**Short exercise**
Images embedded in the records are excluded; print everything else exactly as given.

**Input rows**
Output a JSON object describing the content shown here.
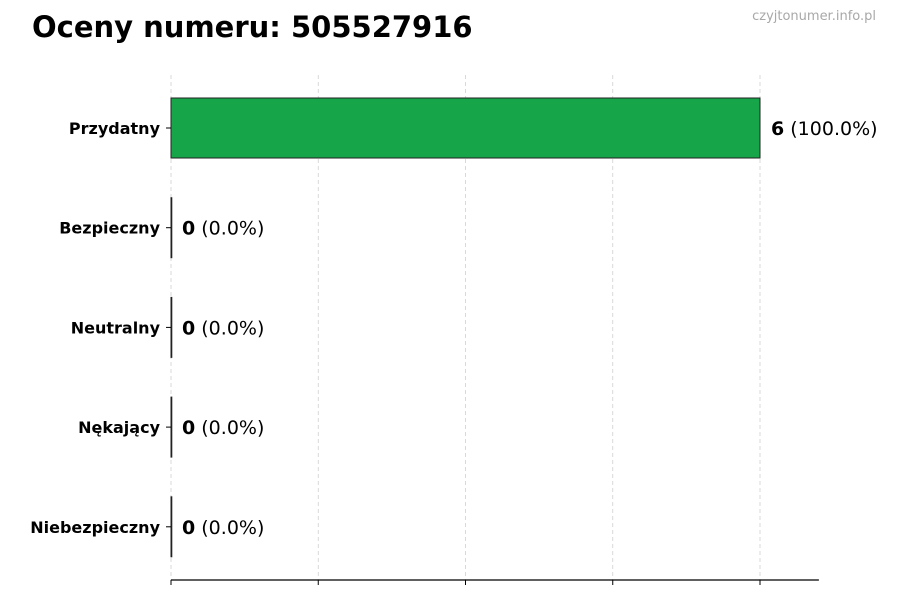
{
  "chart_data": {
    "type": "bar",
    "orientation": "horizontal",
    "title": "Oceny numeru: 505527916",
    "watermark": "czyjtonumer.info.pl",
    "categories": [
      "Przydatny",
      "Bezpieczny",
      "Neutralny",
      "Nękający",
      "Niebezpieczny"
    ],
    "values": [
      6,
      0,
      0,
      0,
      0
    ],
    "data_labels": [
      {
        "count": "6",
        "percent": "(100.0%)"
      },
      {
        "count": "0",
        "percent": "(0.0%)"
      },
      {
        "count": "0",
        "percent": "(0.0%)"
      },
      {
        "count": "0",
        "percent": "(0.0%)"
      },
      {
        "count": "0",
        "percent": "(0.0%)"
      }
    ],
    "xlim": [
      0,
      6.6
    ],
    "xticks": [
      0,
      1.5,
      3,
      4.5,
      6
    ],
    "xtick_labels_shown": false,
    "grid": "x, dashed",
    "bar_color": "#17a54a",
    "xlabel": "",
    "ylabel": ""
  }
}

**Solution to this exercise**
Output a JSON object describing the content shown here.
{
  "chart_data": {
    "type": "bar",
    "orientation": "horizontal",
    "title": "Oceny numeru: 505527916",
    "watermark": "czyjtonumer.info.pl",
    "categories": [
      "Przydatny",
      "Bezpieczny",
      "Neutralny",
      "Nękający",
      "Niebezpieczny"
    ],
    "values": [
      6,
      0,
      0,
      0,
      0
    ],
    "data_labels": [
      {
        "count": "6",
        "percent": "(100.0%)"
      },
      {
        "count": "0",
        "percent": "(0.0%)"
      },
      {
        "count": "0",
        "percent": "(0.0%)"
      },
      {
        "count": "0",
        "percent": "(0.0%)"
      },
      {
        "count": "0",
        "percent": "(0.0%)"
      }
    ],
    "xlim": [
      0,
      6.6
    ],
    "xticks": [
      0,
      1.5,
      3,
      4.5,
      6
    ],
    "xtick_labels_shown": false,
    "grid": "x, dashed",
    "bar_color": "#17a54a",
    "xlabel": "",
    "ylabel": ""
  }
}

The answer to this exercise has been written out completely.